**WORK INSTRUCTIONS:**
Word for word, transcribe the lines below and drop the pictures.

* begin SUPPLIED INFORMATION *

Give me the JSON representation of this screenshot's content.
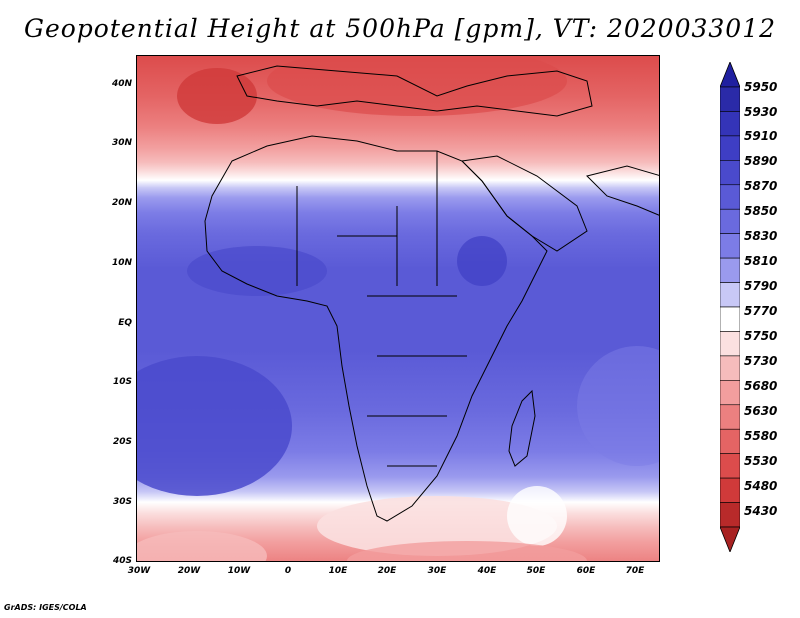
{
  "title": "Geopotential Height at 500hPa [gpm], VT: 2020033012",
  "credit": "GrADS: IGES/COLA",
  "lat_labels": [
    "40N",
    "30N",
    "20N",
    "10N",
    "EQ",
    "10S",
    "20S",
    "30S",
    "40S"
  ],
  "lon_labels": [
    "30W",
    "20W",
    "10W",
    "0",
    "10E",
    "20E",
    "30E",
    "40E",
    "50E",
    "60E",
    "70E"
  ],
  "legend": {
    "levels": [
      "5950",
      "5930",
      "5910",
      "5890",
      "5870",
      "5850",
      "5830",
      "5810",
      "5790",
      "5770",
      "5750",
      "5730",
      "5680",
      "5630",
      "5580",
      "5530",
      "5480",
      "5430"
    ],
    "colors": [
      "#2a2aa8",
      "#3434b8",
      "#3e3ec4",
      "#4a4acc",
      "#5a5ad6",
      "#6a6ade",
      "#7c7ce6",
      "#9a9aee",
      "#c8c8f6",
      "#ffffff",
      "#fbe0e0",
      "#f6bcbc",
      "#f29e9e",
      "#ec8080",
      "#e46464",
      "#dc4c4c",
      "#d03a3a",
      "#b82a2a"
    ],
    "top_color": "#2020a0",
    "bottom_color": "#a82222"
  },
  "map": {
    "land_outline_color": "#000000"
  }
}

* end SUPPLIED INFORMATION *

**WRITTEN SOLUTION:**
Give me the JSON representation of this screenshot's content.
{
  "title": "Geopotential Height at 500hPa [gpm], VT: 2020033012",
  "credit": "GrADS: IGES/COLA",
  "lat_labels": [
    "40N",
    "30N",
    "20N",
    "10N",
    "EQ",
    "10S",
    "20S",
    "30S",
    "40S"
  ],
  "lon_labels": [
    "30W",
    "20W",
    "10W",
    "0",
    "10E",
    "20E",
    "30E",
    "40E",
    "50E",
    "60E",
    "70E"
  ],
  "legend": {
    "levels": [
      "5950",
      "5930",
      "5910",
      "5890",
      "5870",
      "5850",
      "5830",
      "5810",
      "5790",
      "5770",
      "5750",
      "5730",
      "5680",
      "5630",
      "5580",
      "5530",
      "5480",
      "5430"
    ],
    "colors": [
      "#2a2aa8",
      "#3434b8",
      "#3e3ec4",
      "#4a4acc",
      "#5a5ad6",
      "#6a6ade",
      "#7c7ce6",
      "#9a9aee",
      "#c8c8f6",
      "#ffffff",
      "#fbe0e0",
      "#f6bcbc",
      "#f29e9e",
      "#ec8080",
      "#e46464",
      "#dc4c4c",
      "#d03a3a",
      "#b82a2a"
    ],
    "top_color": "#2020a0",
    "bottom_color": "#a82222"
  },
  "map": {
    "land_outline_color": "#000000"
  }
}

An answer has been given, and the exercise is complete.